- **DOCUMENTO DE ORIGEM**:
★ ★ ★ ★

Lula foi curiosamente menos efusivo. Em discurso de 45 minutos, lido, para a surpresa dos presentes, o ex-presidente tratou sobre os problemas atuais do país, fez comparações com seus dois mandatos no Planalto (2003-2010) —como tem repetido em eventos—, e procurou desarticular alguns possíveis ataques de adversários.

Já comandado pelo marqueteiro baiano Sidônio Palmeira, o evento do fim de semana era voltado à militância e à mídia —este foi, inclusive, o motivo da escolha de um local fechado e não uma praça aberta, geralmente adotada pelo PT.

Da mesma forma, o discurso de Lula também foi feito com transmissão em vista. Além de evitar gafes ou posicionamentos mal interpretados, como o UOL já havia adiantado, a fala pronta —atípica para o ex-presidente— tinha como objetivo pautar alguns temas e descartar outros.

'Recados' e blindagens nos discursos

Feitos em sequência e elogiadas pelos apoiadores, tanto o discurso de Alckmin quanto o de Lula procuraram descartar possíveis temas sensíveis para a campanha que devem aparecer nas redes sociais, por meio de adversários ou da imprensa, como apontam os petistas.

Quero começar por dizer que nada, nenhuma divergência do passado, nenhuma diferença no presente, nem as disputas de ontem, nem eventuais discordâncias de hoje ou de amanhã, nada, absolutamente nada, servirá de razão, desculpa ou pretexto para que eu deixe de apoiar e defender, com toda a minha convicção, a volta de Lula à presidência do Brasil."

★ ★ ★ ★

- **MATERIAL**:
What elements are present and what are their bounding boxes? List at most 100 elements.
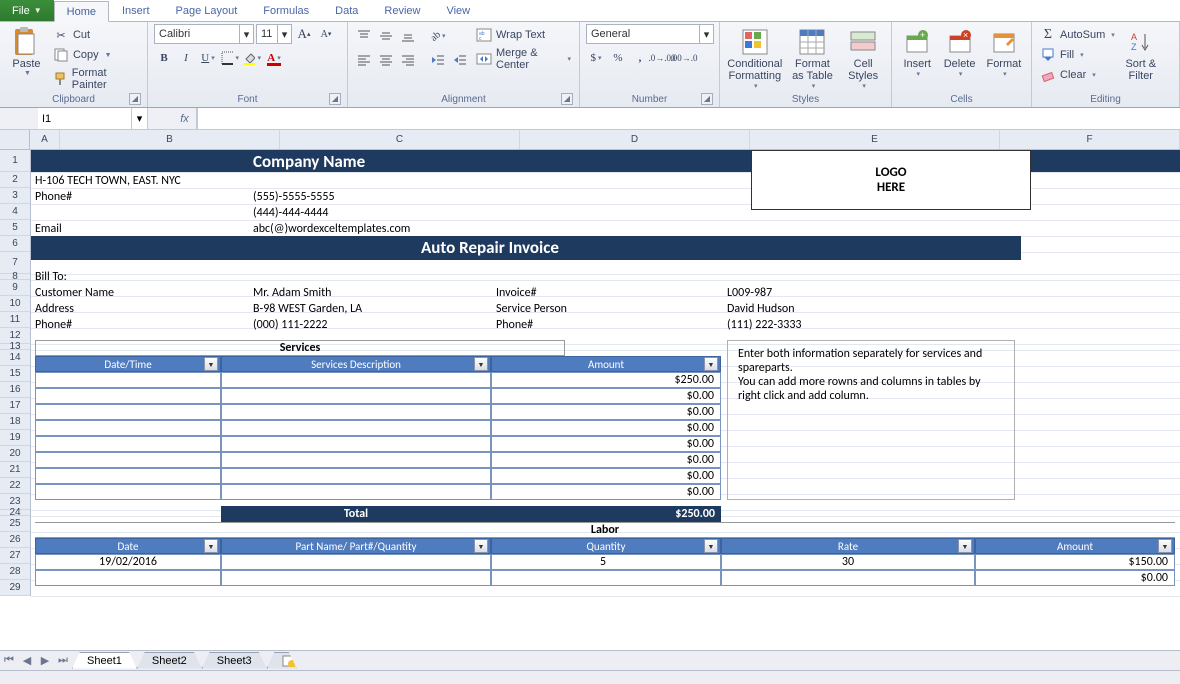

★ ★ ★ ★

- **TAREFA PROPOSTA**: Copie o trecho do texto sobre o evento do PT de "Lula foi curiosamente" até "e descartar outros.", inclusive, trocando "ex-presidente" por "ex-mandatário".

- **RESULTADO FINAL**:
Lula foi curiosamente menos efusivo. Em discurso de 45 minutos, lido, para a surpresa dos presentes, o ex-mandatário tratou sobre os problemas atuais do país, fez comparações com seus dois mandatos no Planalto (2003-2010) —como tem repetido em eventos—, e procurou desarticular alguns possíveis ataques de adversários.

Já comandado pelo marqueteiro baiano Sidônio Palmeira, o evento do fim de semana era voltado à militância e à mídia —este foi, inclusive, o motivo da escolha de um local fechado e não uma praça aberta, geralmente adotada pelo PT.

Da mesma forma, o discurso de Lula também foi feito com transmissão em vista. Além de evitar gafes ou posicionamentos mal interpretados, como o UOL já havia adiantado, a fala pronta —atípica para o ex-mandatário— tinha como objetivo pautar alguns temas e descartar outros.